### WHAT YOU WILL DO
Transcribe the listing that follows in full, omitting pictures.

****

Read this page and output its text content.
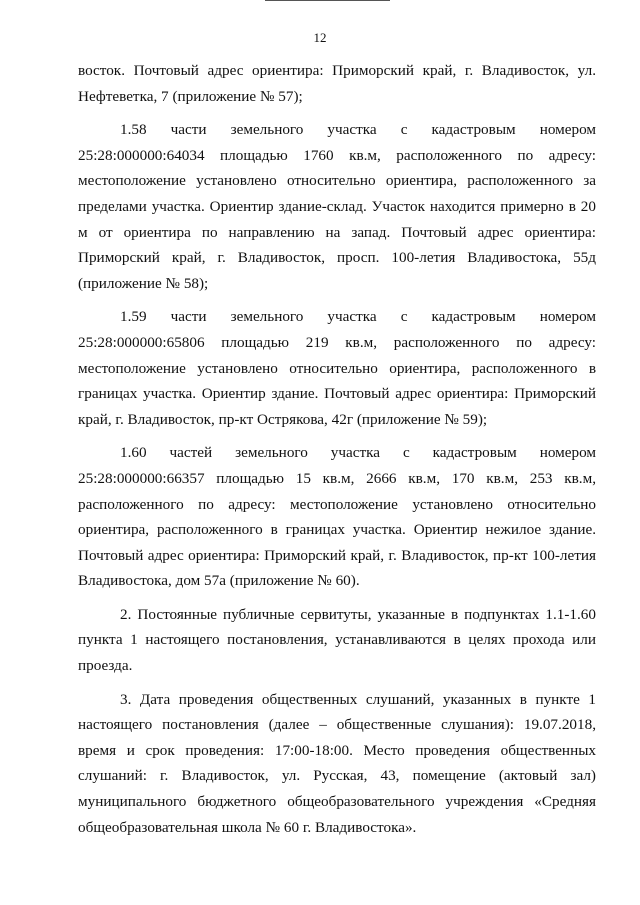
12

восток. Почтовый адрес ориентира: Приморский край, г. Владивосток, ул. Нефтеветка, 7 (приложение № 57);

1.58 части земельного участка с кадастровым номером 25:28:000000:64034 площадью 1760 кв.м, расположенного по адресу: местоположение установлено относительно ориентира, расположенного за пределами участка. Ориентир здание-склад. Участок находится примерно в 20 м от ориентира по направлению на запад. Почтовый адрес ориентира: Приморский край, г. Владивосток, просп. 100-летия Владивостока, 55д (приложение № 58);

1.59 части земельного участка с кадастровым номером 25:28:000000:65806 площадью 219 кв.м, расположенного по адресу: местоположение установлено относительно ориентира, расположенного в границах участка. Ориентир здание. Почтовый адрес ориентира: Приморский край, г. Владивосток, пр-кт Острякова, 42г (приложение № 59);

1.60 частей земельного участка с кадастровым номером 25:28:000000:66357 площадью 15 кв.м, 2666 кв.м, 170 кв.м, 253 кв.м, расположенного по адресу: местоположение установлено относительно ориентира, расположенного в границах участка. Ориентир нежилое здание. Почтовый адрес ориентира: Приморский край, г. Владивосток, пр-кт 100-летия Владивостока, дом 57а (приложение № 60).

2. Постоянные публичные сервитуты, указанные в подпунктах 1.1-1.60 пункта 1 настоящего постановления, устанавливаются в целях прохода или проезда.

3. Дата проведения общественных слушаний, указанных в пункте 1 настоящего постановления (далее – общественные слушания): 19.07.2018, время и срок проведения: 17:00-18:00. Место проведения общественных слушаний: г. Владивосток, ул. Русская, 43, помещение (актовый зал) муниципального бюджетного общеобразовательного учреждения «Средняя общеобразовательная школа № 60 г. Владивостока».
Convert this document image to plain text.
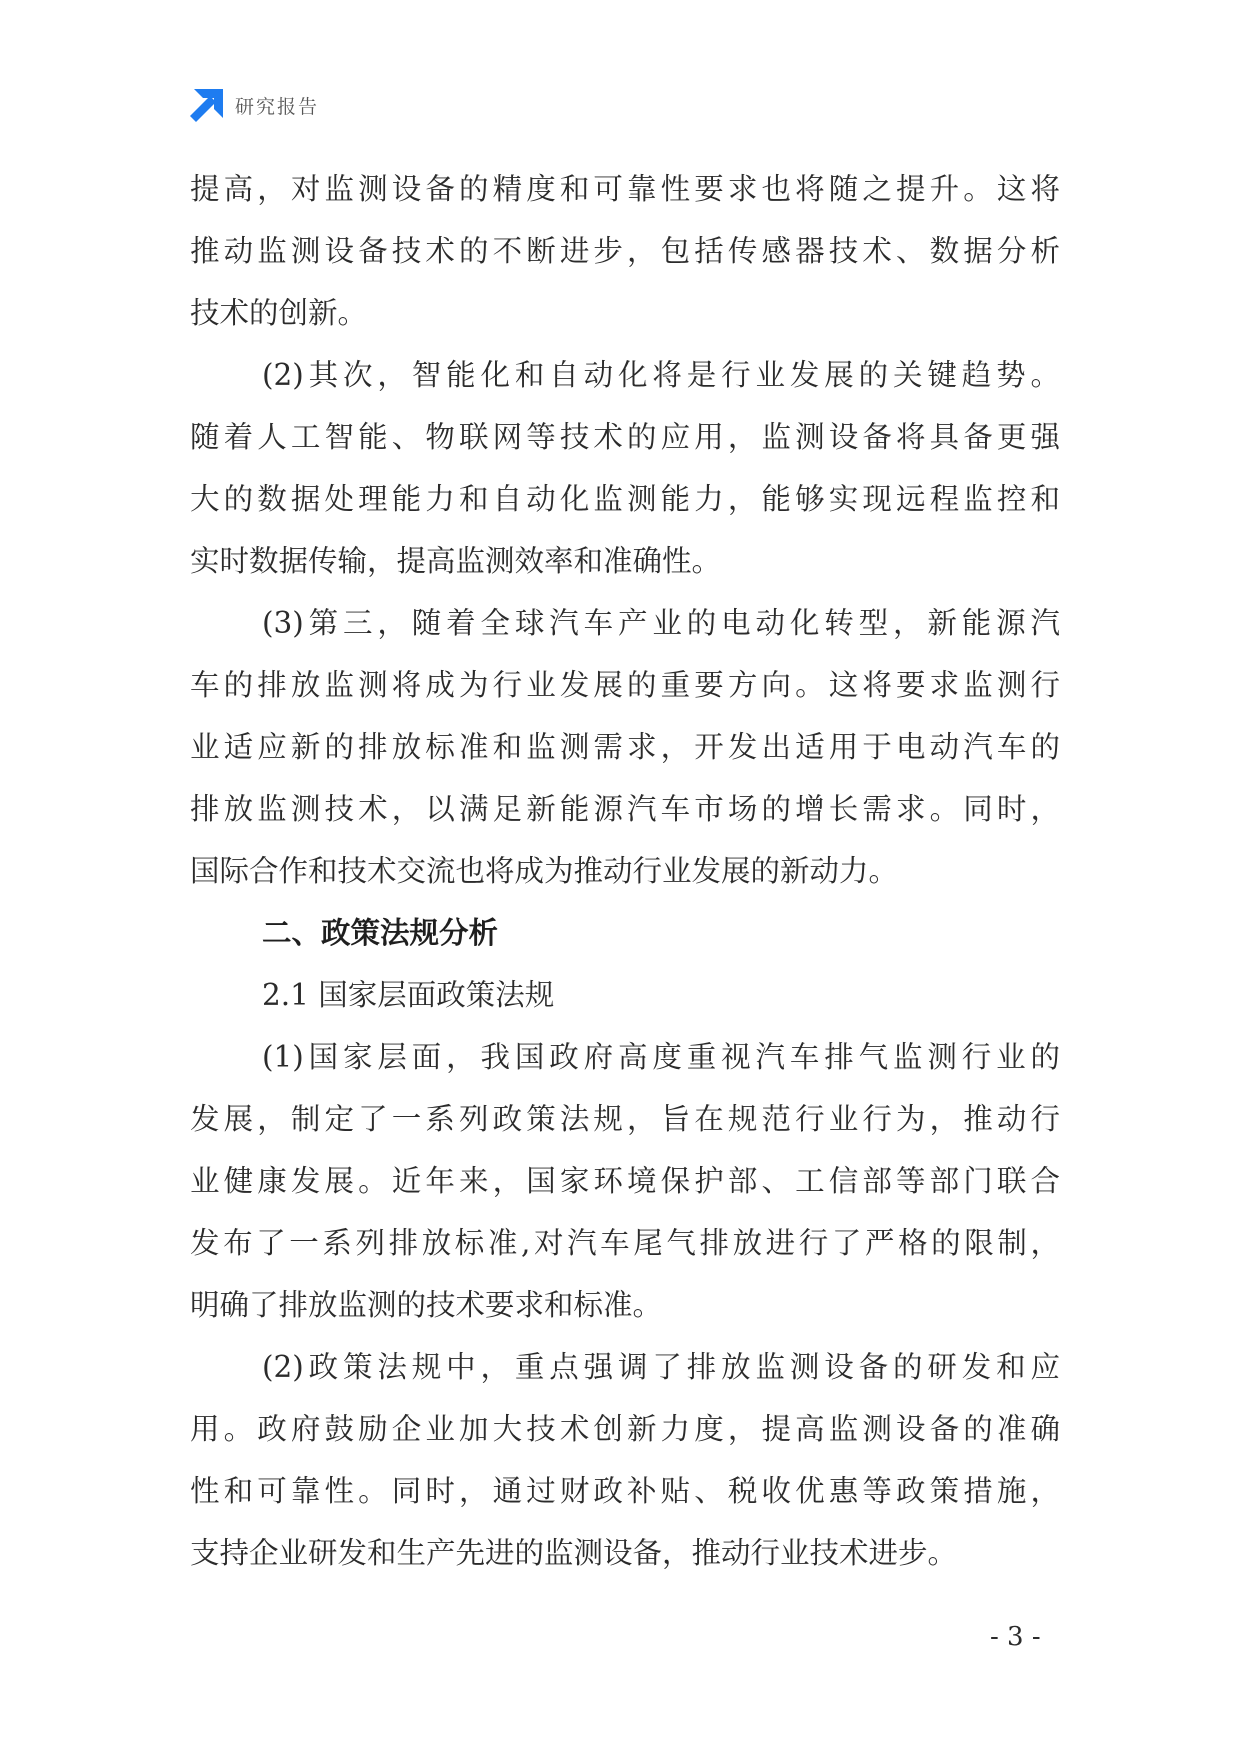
研究报告
提高，对监测设备的精度和可靠性要求也将随之提升。这将
推动监测设备技术的不断进步，包括传感器技术、数据分析
技术的创新。
(2)其次，智能化和自动化将是行业发展的关键趋势。
随着人工智能、物联网等技术的应用，监测设备将具备更强
大的数据处理能力和自动化监测能力，能够实现远程监控和
实时数据传输，提高监测效率和准确性。
(3)第三，随着全球汽车产业的电动化转型，新能源汽
车的排放监测将成为行业发展的重要方向。这将要求监测行
业适应新的排放标准和监测需求，开发出适用于电动汽车的
排放监测技术，以满足新能源汽车市场的增长需求。同时，
国际合作和技术交流也将成为推动行业发展的新动力。
二、政策法规分析
2.1 国家层面政策法规
(1)国家层面，我国政府高度重视汽车排气监测行业的
发展，制定了一系列政策法规，旨在规范行业行为，推动行
业健康发展。近年来，国家环境保护部、工信部等部门联合
发布了一系列排放标准,对汽车尾气排放进行了严格的限制，
明确了排放监测的技术要求和标准。
(2)政策法规中，重点强调了排放监测设备的研发和应
用。政府鼓励企业加大技术创新力度，提高监测设备的准确
性和可靠性。同时，通过财政补贴、税收优惠等政策措施，
支持企业研发和生产先进的监测设备，推动行业技术进步。
- 3 -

****

### ANSWER TO THE EXERCISE
Read this page and output its text content.
12

восток. Почтовый адрес ориентира: Приморский край, г. Владивосток, ул. Нефтеветка, 7 (приложение № 57);

1.58 части земельного участка с кадастровым номером 25:28:000000:64034 площадью 1760 кв.м, расположенного по адресу: местоположение установлено относительно ориентира, расположенного за пределами участка. Ориентир здание-склад. Участок находится примерно в 20 м от ориентира по направлению на запад. Почтовый адрес ориентира: Приморский край, г. Владивосток, просп. 100-летия Владивостока, 55д (приложение № 58);

1.59 части земельного участка с кадастровым номером 25:28:000000:65806 площадью 219 кв.м, расположенного по адресу: местоположение установлено относительно ориентира, расположенного в границах участка. Ориентир здание. Почтовый адрес ориентира: Приморский край, г. Владивосток, пр-кт Острякова, 42г (приложение № 59);

1.60 частей земельного участка с кадастровым номером 25:28:000000:66357 площадью 15 кв.м, 2666 кв.м, 170 кв.м, 253 кв.м, расположенного по адресу: местоположение установлено относительно ориентира, расположенного в границах участка. Ориентир нежилое здание. Почтовый адрес ориентира: Приморский край, г. Владивосток, пр-кт 100-летия Владивостока, дом 57а (приложение № 60).

2. Постоянные публичные сервитуты, указанные в подпунктах 1.1-1.60 пункта 1 настоящего постановления, устанавливаются в целях прохода или проезда.

3. Дата проведения общественных слушаний, указанных в пункте 1 настоящего постановления (далее – общественные слушания): 19.07.2018, время и срок проведения: 17:00-18:00. Место проведения общественных слушаний: г. Владивосток, ул. Русская, 43, помещение (актовый зал) муниципального бюджетного общеобразовательного учреждения «Средняя общеобразовательная школа № 60 г. Владивостока».
Convert this document image to plain text.
研究报告
提高，对监测设备的精度和可靠性要求也将随之提升。这将
推动监测设备技术的不断进步，包括传感器技术、数据分析
技术的创新。
(2)其次，智能化和自动化将是行业发展的关键趋势。
随着人工智能、物联网等技术的应用，监测设备将具备更强
大的数据处理能力和自动化监测能力，能够实现远程监控和
实时数据传输，提高监测效率和准确性。
(3)第三，随着全球汽车产业的电动化转型，新能源汽
车的排放监测将成为行业发展的重要方向。这将要求监测行
业适应新的排放标准和监测需求，开发出适用于电动汽车的
排放监测技术，以满足新能源汽车市场的增长需求。同时，
国际合作和技术交流也将成为推动行业发展的新动力。
二、政策法规分析
2.1 国家层面政策法规
(1)国家层面，我国政府高度重视汽车排气监测行业的
发展，制定了一系列政策法规，旨在规范行业行为，推动行
业健康发展。近年来，国家环境保护部、工信部等部门联合
发布了一系列排放标准,对汽车尾气排放进行了严格的限制，
明确了排放监测的技术要求和标准。
(2)政策法规中，重点强调了排放监测设备的研发和应
用。政府鼓励企业加大技术创新力度，提高监测设备的准确
性和可靠性。同时，通过财政补贴、税收优惠等政策措施，
支持企业研发和生产先进的监测设备，推动行业技术进步。
- 3 -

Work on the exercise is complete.